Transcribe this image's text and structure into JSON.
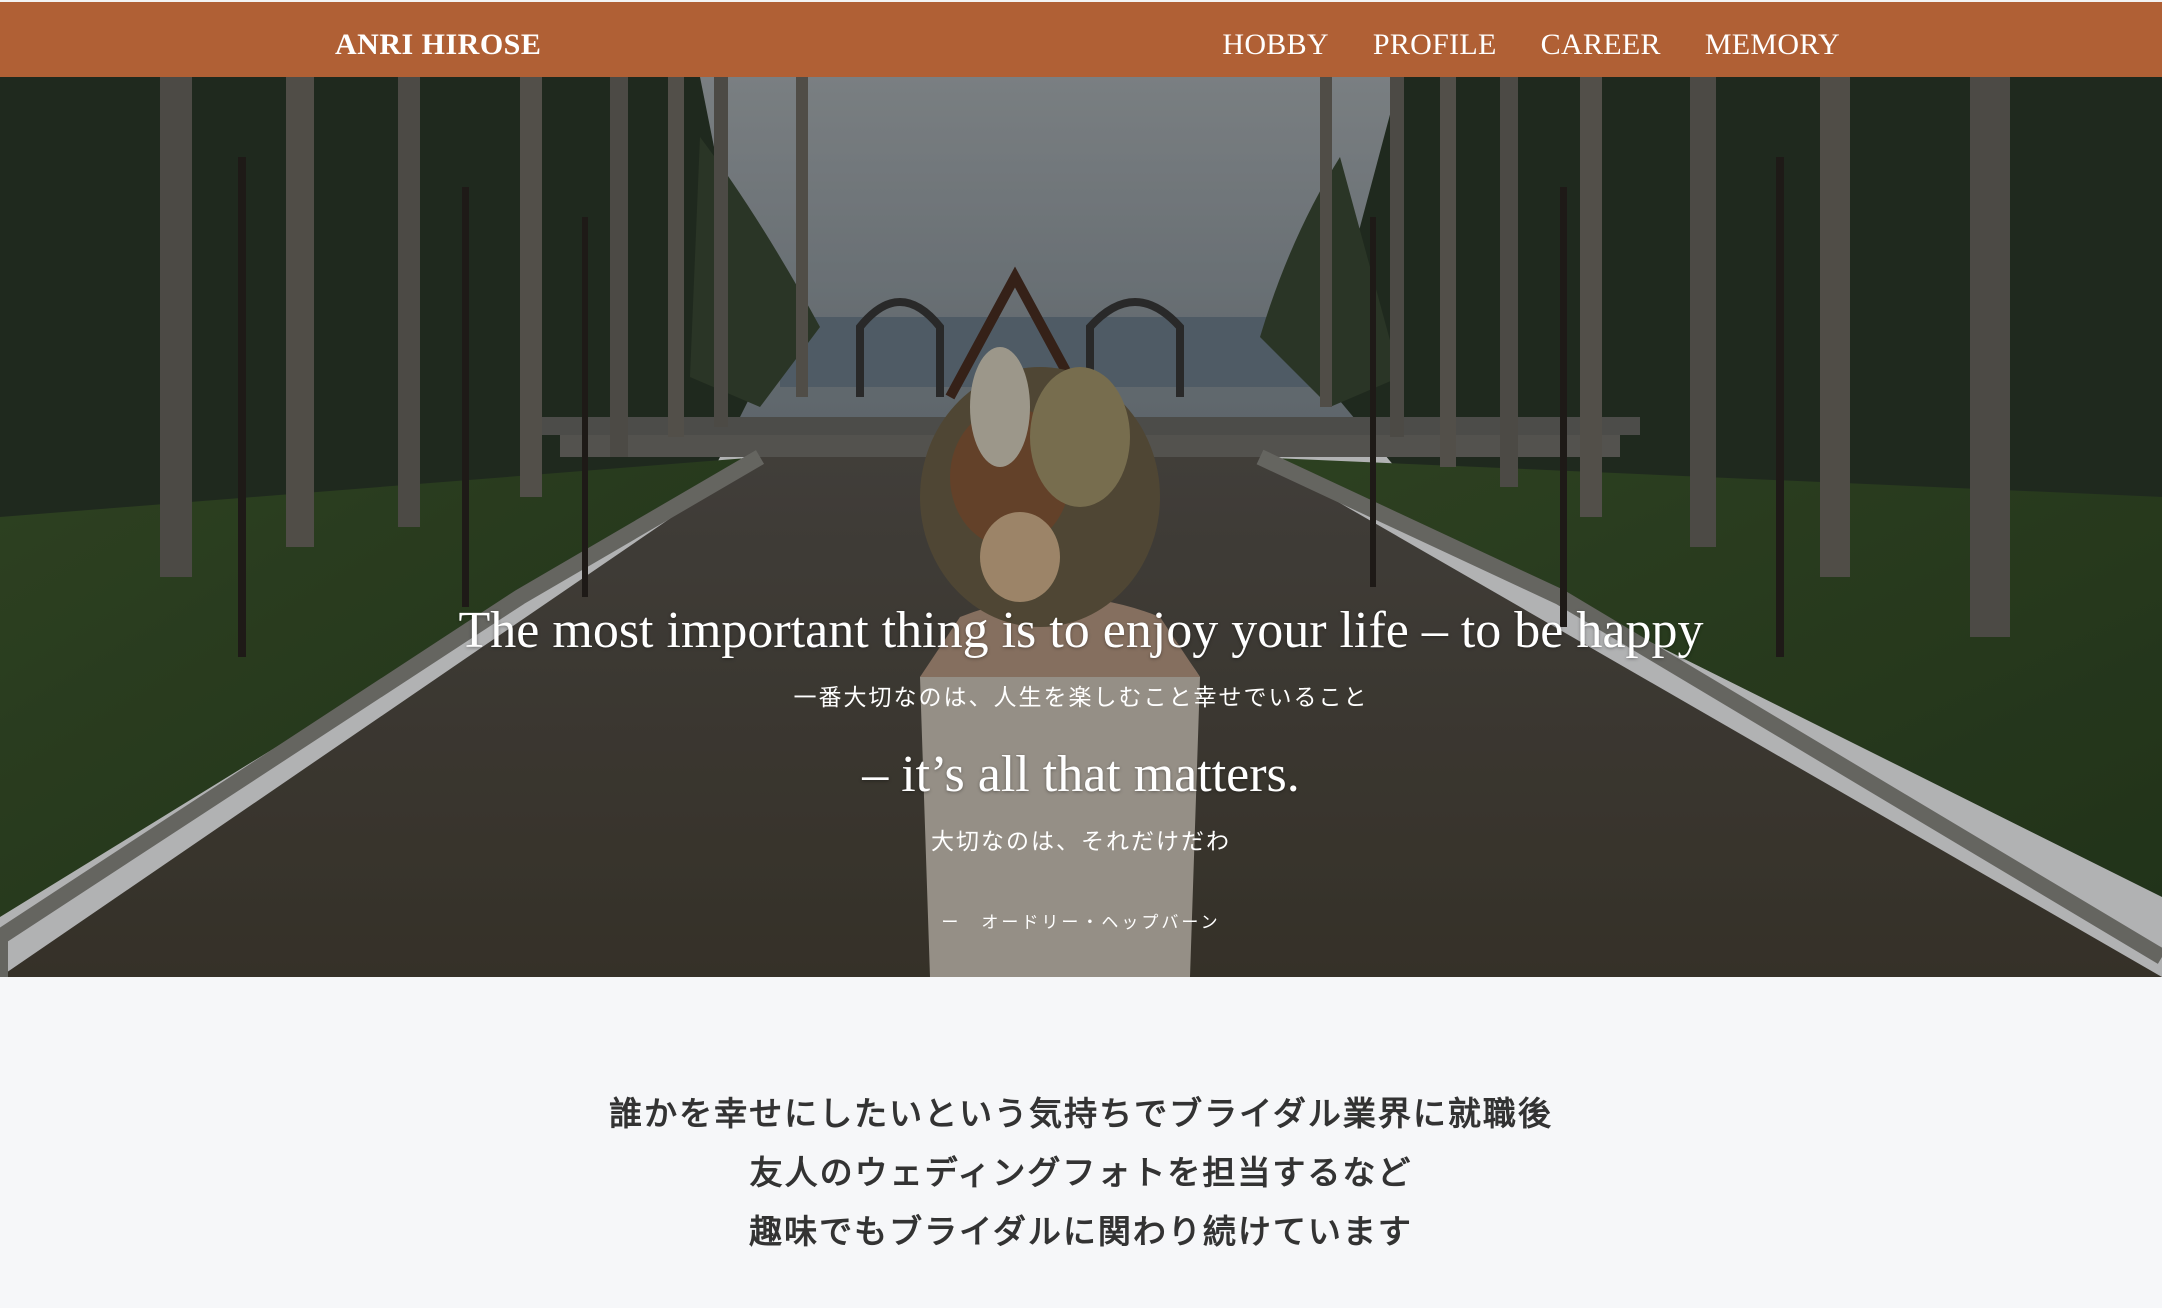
{
  "header": {
    "brand": "ANRI HIROSE",
    "nav": [
      "HOBBY",
      "PROFILE",
      "CAREER",
      "MEMORY"
    ]
  },
  "hero": {
    "quote_en_1": "The most important thing is to enjoy your life – to be happy",
    "quote_ja_1": "一番大切なのは、人生を楽しむこと幸せでいること",
    "quote_en_2": "– it’s all that matters.",
    "quote_ja_2": "大切なのは、それだけだわ",
    "author": "ー　オードリー・ヘップバーン"
  },
  "intro": {
    "lines": [
      "誰かを幸せにしたいという気持ちでブライダル業界に就職後",
      "友人のウェディングフォトを担当するなど",
      "趣味でもブライダルに関わり続けています"
    ]
  },
  "colors": {
    "nav_bg": "#b06035",
    "page_bg": "#f6f7f9",
    "text_dark": "#333333"
  }
}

__________________________________________________

▶ SET EXERCISE:
Without the pictures, output the full listing exactly as it stands.

▶ FULL ANSWER:
Transcribe this image's text and structure into JSON.
{
  "header": {
    "brand": "ANRI HIROSE",
    "nav": [
      "HOBBY",
      "PROFILE",
      "CAREER",
      "MEMORY"
    ]
  },
  "hero": {
    "quote_en_1": "The most important thing is to enjoy your life – to be happy",
    "quote_ja_1": "一番大切なのは、人生を楽しむこと幸せでいること",
    "quote_en_2": "– it’s all that matters.",
    "quote_ja_2": "大切なのは、それだけだわ",
    "author": "ー　オードリー・ヘップバーン"
  },
  "intro": {
    "lines": [
      "誰かを幸せにしたいという気持ちでブライダル業界に就職後",
      "友人のウェディングフォトを担当するなど",
      "趣味でもブライダルに関わり続けています"
    ]
  },
  "colors": {
    "nav_bg": "#b06035",
    "page_bg": "#f6f7f9",
    "text_dark": "#333333"
  }
}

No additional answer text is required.